- _Task details_: Output the records. Match them exactly.

start

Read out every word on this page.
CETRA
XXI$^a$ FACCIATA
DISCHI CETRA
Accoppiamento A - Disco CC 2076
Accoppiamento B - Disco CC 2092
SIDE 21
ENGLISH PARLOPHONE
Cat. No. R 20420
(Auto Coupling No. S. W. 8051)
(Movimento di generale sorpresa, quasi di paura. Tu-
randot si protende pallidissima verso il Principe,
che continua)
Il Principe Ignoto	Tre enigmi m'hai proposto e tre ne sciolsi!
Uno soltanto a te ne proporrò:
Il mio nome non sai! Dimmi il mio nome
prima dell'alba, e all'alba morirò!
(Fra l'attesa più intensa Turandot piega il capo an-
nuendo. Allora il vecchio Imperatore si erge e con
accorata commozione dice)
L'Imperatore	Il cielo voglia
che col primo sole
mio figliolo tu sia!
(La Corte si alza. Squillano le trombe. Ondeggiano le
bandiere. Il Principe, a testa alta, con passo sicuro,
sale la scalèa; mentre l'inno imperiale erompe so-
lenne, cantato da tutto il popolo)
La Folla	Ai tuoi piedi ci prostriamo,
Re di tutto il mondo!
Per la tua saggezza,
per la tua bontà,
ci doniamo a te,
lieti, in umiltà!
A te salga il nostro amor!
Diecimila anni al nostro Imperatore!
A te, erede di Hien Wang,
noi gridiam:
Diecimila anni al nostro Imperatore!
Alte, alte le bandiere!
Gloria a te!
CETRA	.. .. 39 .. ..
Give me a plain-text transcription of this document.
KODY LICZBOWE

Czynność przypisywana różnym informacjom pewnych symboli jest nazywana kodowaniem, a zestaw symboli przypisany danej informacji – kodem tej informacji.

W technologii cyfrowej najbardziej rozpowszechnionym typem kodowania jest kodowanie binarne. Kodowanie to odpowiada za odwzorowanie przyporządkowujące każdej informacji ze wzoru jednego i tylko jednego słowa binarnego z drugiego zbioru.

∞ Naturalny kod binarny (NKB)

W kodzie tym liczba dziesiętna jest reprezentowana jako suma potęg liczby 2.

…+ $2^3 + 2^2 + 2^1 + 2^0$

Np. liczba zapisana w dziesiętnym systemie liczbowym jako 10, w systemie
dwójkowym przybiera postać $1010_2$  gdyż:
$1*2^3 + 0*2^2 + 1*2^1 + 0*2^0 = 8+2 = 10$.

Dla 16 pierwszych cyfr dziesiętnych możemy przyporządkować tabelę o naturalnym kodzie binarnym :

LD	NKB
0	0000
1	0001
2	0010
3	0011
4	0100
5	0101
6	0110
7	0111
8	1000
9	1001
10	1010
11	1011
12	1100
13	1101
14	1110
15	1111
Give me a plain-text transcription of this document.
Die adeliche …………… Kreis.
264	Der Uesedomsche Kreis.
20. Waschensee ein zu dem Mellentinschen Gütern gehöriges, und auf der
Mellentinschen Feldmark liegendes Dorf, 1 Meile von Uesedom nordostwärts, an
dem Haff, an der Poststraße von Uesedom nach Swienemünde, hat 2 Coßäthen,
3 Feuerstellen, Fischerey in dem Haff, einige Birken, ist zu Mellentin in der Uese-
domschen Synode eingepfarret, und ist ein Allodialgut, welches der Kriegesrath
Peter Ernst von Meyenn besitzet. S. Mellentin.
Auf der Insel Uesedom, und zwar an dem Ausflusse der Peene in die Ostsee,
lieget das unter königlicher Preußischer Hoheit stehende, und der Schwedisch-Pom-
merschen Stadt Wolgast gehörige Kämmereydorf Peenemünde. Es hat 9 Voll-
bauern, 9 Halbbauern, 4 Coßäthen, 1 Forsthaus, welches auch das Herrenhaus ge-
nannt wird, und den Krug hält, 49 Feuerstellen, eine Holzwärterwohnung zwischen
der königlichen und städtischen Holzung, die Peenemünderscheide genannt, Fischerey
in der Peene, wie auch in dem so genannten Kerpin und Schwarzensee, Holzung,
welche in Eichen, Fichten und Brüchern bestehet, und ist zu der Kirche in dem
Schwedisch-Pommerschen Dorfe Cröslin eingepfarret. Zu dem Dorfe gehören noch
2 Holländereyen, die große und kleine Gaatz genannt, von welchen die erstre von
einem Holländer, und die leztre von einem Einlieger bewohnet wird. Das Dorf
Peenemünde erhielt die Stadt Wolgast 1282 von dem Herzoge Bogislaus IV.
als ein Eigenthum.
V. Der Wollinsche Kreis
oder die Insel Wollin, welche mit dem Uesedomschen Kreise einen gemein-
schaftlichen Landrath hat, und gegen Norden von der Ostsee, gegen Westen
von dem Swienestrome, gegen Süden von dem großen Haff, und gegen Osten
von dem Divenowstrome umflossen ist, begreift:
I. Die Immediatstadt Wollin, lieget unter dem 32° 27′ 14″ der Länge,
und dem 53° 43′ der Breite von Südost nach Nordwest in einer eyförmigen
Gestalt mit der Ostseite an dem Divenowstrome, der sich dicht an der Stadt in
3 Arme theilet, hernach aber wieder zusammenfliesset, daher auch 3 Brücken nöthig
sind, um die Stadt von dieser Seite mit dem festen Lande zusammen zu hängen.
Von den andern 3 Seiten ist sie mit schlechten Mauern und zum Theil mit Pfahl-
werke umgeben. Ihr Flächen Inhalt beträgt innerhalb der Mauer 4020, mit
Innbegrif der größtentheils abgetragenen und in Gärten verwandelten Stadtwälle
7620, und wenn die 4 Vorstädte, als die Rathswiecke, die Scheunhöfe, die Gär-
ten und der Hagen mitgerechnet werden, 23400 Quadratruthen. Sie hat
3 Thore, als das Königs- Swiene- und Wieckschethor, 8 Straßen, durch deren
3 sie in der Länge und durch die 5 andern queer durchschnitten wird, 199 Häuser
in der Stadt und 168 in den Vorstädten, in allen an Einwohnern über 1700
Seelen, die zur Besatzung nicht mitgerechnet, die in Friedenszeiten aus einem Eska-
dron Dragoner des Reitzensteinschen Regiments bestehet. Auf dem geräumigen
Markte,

end

- _Reply to the exercise_:
Read out every word on this page.
CETRA
XXI$^a$ FACCIATA
DISCHI CETRA
Accoppiamento A - Disco CC 2076
Accoppiamento B - Disco CC 2092
SIDE 21
ENGLISH PARLOPHONE
Cat. No. R 20420
(Auto Coupling No. S. W. 8051)
(Movimento di generale sorpresa, quasi di paura. Tu-
randot si protende pallidissima verso il Principe,
che continua)
Il Principe Ignoto	Tre enigmi m'hai proposto e tre ne sciolsi!
Uno soltanto a te ne proporrò:
Il mio nome non sai! Dimmi il mio nome
prima dell'alba, e all'alba morirò!
(Fra l'attesa più intensa Turandot piega il capo an-
nuendo. Allora il vecchio Imperatore si erge e con
accorata commozione dice)
L'Imperatore	Il cielo voglia
che col primo sole
mio figliolo tu sia!
(La Corte si alza. Squillano le trombe. Ondeggiano le
bandiere. Il Principe, a testa alta, con passo sicuro,
sale la scalèa; mentre l'inno imperiale erompe so-
lenne, cantato da tutto il popolo)
La Folla	Ai tuoi piedi ci prostriamo,
Re di tutto il mondo!
Per la tua saggezza,
per la tua bontà,
ci doniamo a te,
lieti, in umiltà!
A te salga il nostro amor!
Diecimila anni al nostro Imperatore!
A te, erede di Hien Wang,
noi gridiam:
Diecimila anni al nostro Imperatore!
Alte, alte le bandiere!
Gloria a te!
CETRA	.. .. 39 .. ..
Give me a plain-text transcription of this document.
KODY LICZBOWE

Czynność przypisywana różnym informacjom pewnych symboli jest nazywana kodowaniem, a zestaw symboli przypisany danej informacji – kodem tej informacji.

W technologii cyfrowej najbardziej rozpowszechnionym typem kodowania jest kodowanie binarne. Kodowanie to odpowiada za odwzorowanie przyporządkowujące każdej informacji ze wzoru jednego i tylko jednego słowa binarnego z drugiego zbioru.

∞ Naturalny kod binarny (NKB)

W kodzie tym liczba dziesiętna jest reprezentowana jako suma potęg liczby 2.

…+ $2^3 + 2^2 + 2^1 + 2^0$

Np. liczba zapisana w dziesiętnym systemie liczbowym jako 10, w systemie
dwójkowym przybiera postać $1010_2$  gdyż:
$1*2^3 + 0*2^2 + 1*2^1 + 0*2^0 = 8+2 = 10$.

Dla 16 pierwszych cyfr dziesiętnych możemy przyporządkować tabelę o naturalnym kodzie binarnym :

LD	NKB
0	0000
1	0001
2	0010
3	0011
4	0100
5	0101
6	0110
7	0111
8	1000
9	1001
10	1010
11	1011
12	1100
13	1101
14	1110
15	1111
Give me a plain-text transcription of this document.
Die adeliche …………… Kreis.
264	Der Uesedomsche Kreis.
20. Waschensee ein zu dem Mellentinschen Gütern gehöriges, und auf der
Mellentinschen Feldmark liegendes Dorf, 1 Meile von Uesedom nordostwärts, an
dem Haff, an der Poststraße von Uesedom nach Swienemünde, hat 2 Coßäthen,
3 Feuerstellen, Fischerey in dem Haff, einige Birken, ist zu Mellentin in der Uese-
domschen Synode eingepfarret, und ist ein Allodialgut, welches der Kriegesrath
Peter Ernst von Meyenn besitzet. S. Mellentin.
Auf der Insel Uesedom, und zwar an dem Ausflusse der Peene in die Ostsee,
lieget das unter königlicher Preußischer Hoheit stehende, und der Schwedisch-Pom-
merschen Stadt Wolgast gehörige Kämmereydorf Peenemünde. Es hat 9 Voll-
bauern, 9 Halbbauern, 4 Coßäthen, 1 Forsthaus, welches auch das Herrenhaus ge-
nannt wird, und den Krug hält, 49 Feuerstellen, eine Holzwärterwohnung zwischen
der königlichen und städtischen Holzung, die Peenemünderscheide genannt, Fischerey
in der Peene, wie auch in dem so genannten Kerpin und Schwarzensee, Holzung,
welche in Eichen, Fichten und Brüchern bestehet, und ist zu der Kirche in dem
Schwedisch-Pommerschen Dorfe Cröslin eingepfarret. Zu dem Dorfe gehören noch
2 Holländereyen, die große und kleine Gaatz genannt, von welchen die erstre von
einem Holländer, und die leztre von einem Einlieger bewohnet wird. Das Dorf
Peenemünde erhielt die Stadt Wolgast 1282 von dem Herzoge Bogislaus IV.
als ein Eigenthum.
V. Der Wollinsche Kreis
oder die Insel Wollin, welche mit dem Uesedomschen Kreise einen gemein-
schaftlichen Landrath hat, und gegen Norden von der Ostsee, gegen Westen
von dem Swienestrome, gegen Süden von dem großen Haff, und gegen Osten
von dem Divenowstrome umflossen ist, begreift:
I. Die Immediatstadt Wollin, lieget unter dem 32° 27′ 14″ der Länge,
und dem 53° 43′ der Breite von Südost nach Nordwest in einer eyförmigen
Gestalt mit der Ostseite an dem Divenowstrome, der sich dicht an der Stadt in
3 Arme theilet, hernach aber wieder zusammenfliesset, daher auch 3 Brücken nöthig
sind, um die Stadt von dieser Seite mit dem festen Lande zusammen zu hängen.
Von den andern 3 Seiten ist sie mit schlechten Mauern und zum Theil mit Pfahl-
werke umgeben. Ihr Flächen Inhalt beträgt innerhalb der Mauer 4020, mit
Innbegrif der größtentheils abgetragenen und in Gärten verwandelten Stadtwälle
7620, und wenn die 4 Vorstädte, als die Rathswiecke, die Scheunhöfe, die Gär-
ten und der Hagen mitgerechnet werden, 23400 Quadratruthen. Sie hat
3 Thore, als das Königs- Swiene- und Wieckschethor, 8 Straßen, durch deren
3 sie in der Länge und durch die 5 andern queer durchschnitten wird, 199 Häuser
in der Stadt und 168 in den Vorstädten, in allen an Einwohnern über 1700
Seelen, die zur Besatzung nicht mitgerechnet, die in Friedenszeiten aus einem Eska-
dron Dragoner des Reitzensteinschen Regiments bestehet. Auf dem geräumigen
Markte,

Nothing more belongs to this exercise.